STATED PROBLEM:
Omit the pictures, then write out every entry exactly as it reads.

— BEGIN INFORMATION PROVIDED —

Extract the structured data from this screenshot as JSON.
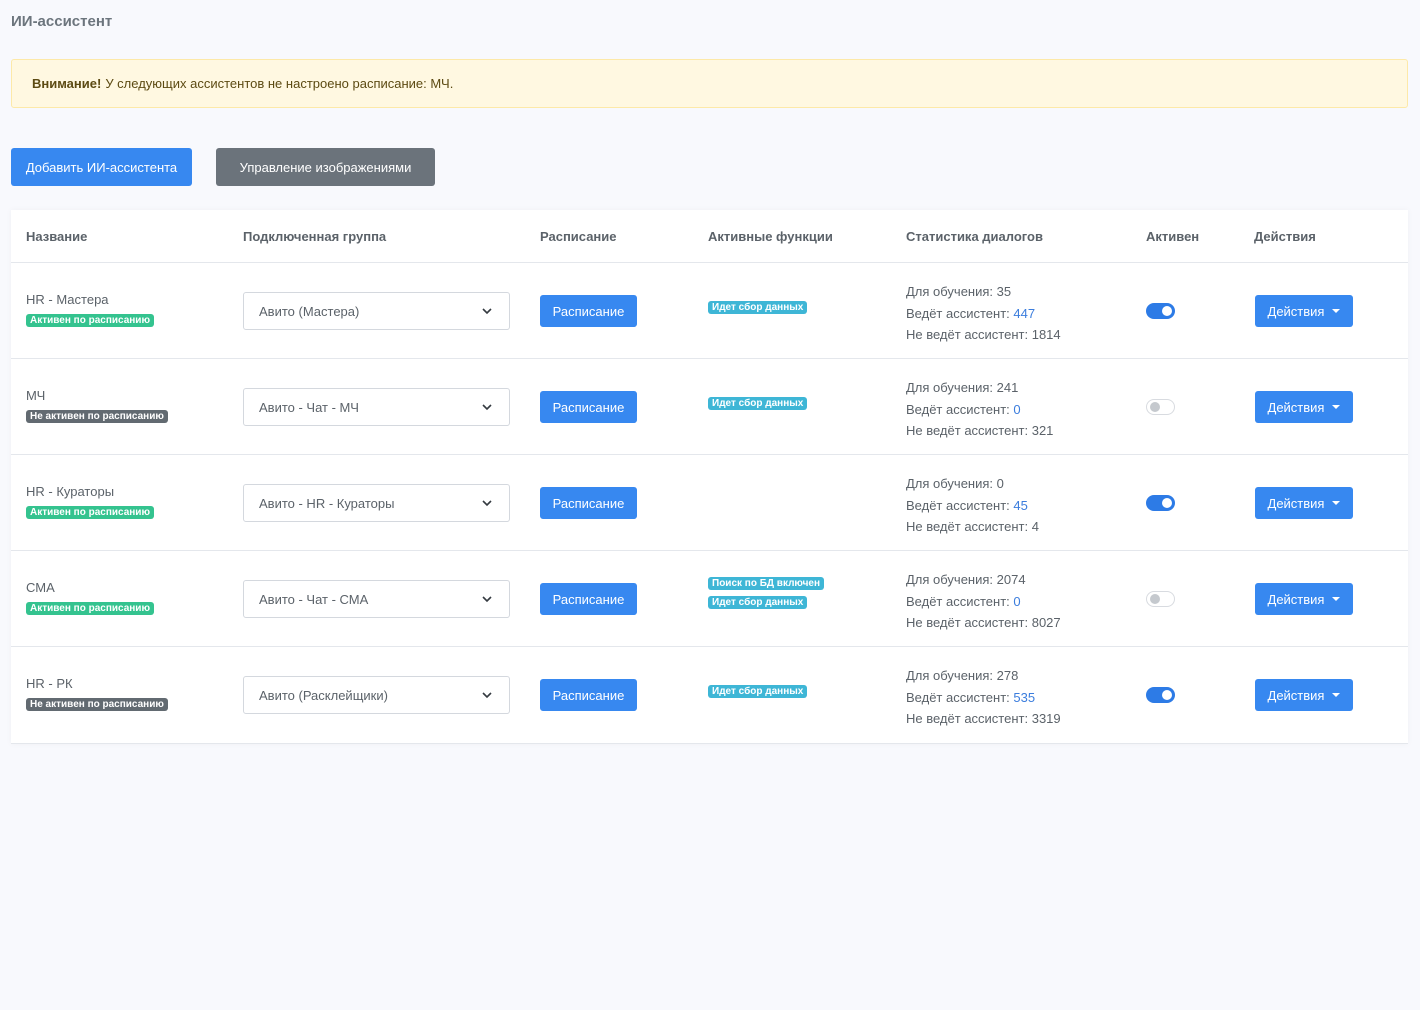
{
  "page": {
    "title": "ИИ-ассистент"
  },
  "alert": {
    "strong": "Внимание!",
    "text": "У следующих ассистентов не настроено расписание: МЧ."
  },
  "toolbar": {
    "add_label": "Добавить ИИ-ассистента",
    "images_label": "Управление изображениями"
  },
  "table": {
    "headers": {
      "name": "Название",
      "group": "Подключенная группа",
      "schedule": "Расписание",
      "functions": "Активные функции",
      "stats": "Статистика диалогов",
      "active": "Активен",
      "actions": "Действия"
    },
    "stat_labels": {
      "training": "Для обучения:",
      "handled": "Ведёт ассистент:",
      "not_handled": "Не ведёт ассистент:"
    },
    "schedule_button": "Расписание",
    "actions_button": "Действия",
    "rows": [
      {
        "name": "HR - Мастера",
        "status": "Активен по расписанию",
        "status_active": true,
        "group": "Авито (Мастера)",
        "functions": [
          "Идет сбор данных"
        ],
        "training": "35",
        "handled": "447",
        "not_handled": "1814",
        "active": true
      },
      {
        "name": "МЧ",
        "status": "Не активен по расписанию",
        "status_active": false,
        "group": "Авито - Чат - МЧ",
        "functions": [
          "Идет сбор данных"
        ],
        "training": "241",
        "handled": "0",
        "not_handled": "321",
        "active": false
      },
      {
        "name": "HR - Кураторы",
        "status": "Активен по расписанию",
        "status_active": true,
        "group": "Авито - HR - Кураторы",
        "functions": [],
        "training": "0",
        "handled": "45",
        "not_handled": "4",
        "active": true
      },
      {
        "name": "СМА",
        "status": "Активен по расписанию",
        "status_active": true,
        "group": "Авито - Чат - СМА",
        "functions": [
          "Поиск по БД включен",
          "Идет сбор данных"
        ],
        "training": "2074",
        "handled": "0",
        "not_handled": "8027",
        "active": false
      },
      {
        "name": "HR - РК",
        "status": "Не активен по расписанию",
        "status_active": false,
        "group": "Авито (Расклейщики)",
        "functions": [
          "Идет сбор данных"
        ],
        "training": "278",
        "handled": "535",
        "not_handled": "3319",
        "active": true
      }
    ]
  },
  "icons": {
    "select_chevron": "chevron-down-icon",
    "dropdown_caret": "caret-down-icon"
  },
  "colors": {
    "primary": "#3788f0",
    "secondary": "#6b737b",
    "badge_active": "#34c38f",
    "badge_inactive": "#626a71",
    "badge_info": "#3eb6d6",
    "link_value": "#3b7ddd",
    "alert_bg": "#fff8e1"
  }
}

— END INFORMATION PROVIDED —

SOLVED PROBLEM:
Extract the structured data from this screenshot as JSON.
{
  "page": {
    "title": "ИИ-ассистент"
  },
  "alert": {
    "strong": "Внимание!",
    "text": "У следующих ассистентов не настроено расписание: МЧ."
  },
  "toolbar": {
    "add_label": "Добавить ИИ-ассистента",
    "images_label": "Управление изображениями"
  },
  "table": {
    "headers": {
      "name": "Название",
      "group": "Подключенная группа",
      "schedule": "Расписание",
      "functions": "Активные функции",
      "stats": "Статистика диалогов",
      "active": "Активен",
      "actions": "Действия"
    },
    "stat_labels": {
      "training": "Для обучения:",
      "handled": "Ведёт ассистент:",
      "not_handled": "Не ведёт ассистент:"
    },
    "schedule_button": "Расписание",
    "actions_button": "Действия",
    "rows": [
      {
        "name": "HR - Мастера",
        "status": "Активен по расписанию",
        "status_active": true,
        "group": "Авито (Мастера)",
        "functions": [
          "Идет сбор данных"
        ],
        "training": "35",
        "handled": "447",
        "not_handled": "1814",
        "active": true
      },
      {
        "name": "МЧ",
        "status": "Не активен по расписанию",
        "status_active": false,
        "group": "Авито - Чат - МЧ",
        "functions": [
          "Идет сбор данных"
        ],
        "training": "241",
        "handled": "0",
        "not_handled": "321",
        "active": false
      },
      {
        "name": "HR - Кураторы",
        "status": "Активен по расписанию",
        "status_active": true,
        "group": "Авито - HR - Кураторы",
        "functions": [],
        "training": "0",
        "handled": "45",
        "not_handled": "4",
        "active": true
      },
      {
        "name": "СМА",
        "status": "Активен по расписанию",
        "status_active": true,
        "group": "Авито - Чат - СМА",
        "functions": [
          "Поиск по БД включен",
          "Идет сбор данных"
        ],
        "training": "2074",
        "handled": "0",
        "not_handled": "8027",
        "active": false
      },
      {
        "name": "HR - РК",
        "status": "Не активен по расписанию",
        "status_active": false,
        "group": "Авито (Расклейщики)",
        "functions": [
          "Идет сбор данных"
        ],
        "training": "278",
        "handled": "535",
        "not_handled": "3319",
        "active": true
      }
    ]
  },
  "icons": {
    "select_chevron": "chevron-down-icon",
    "dropdown_caret": "caret-down-icon"
  },
  "colors": {
    "primary": "#3788f0",
    "secondary": "#6b737b",
    "badge_active": "#34c38f",
    "badge_inactive": "#626a71",
    "badge_info": "#3eb6d6",
    "link_value": "#3b7ddd",
    "alert_bg": "#fff8e1"
  }
}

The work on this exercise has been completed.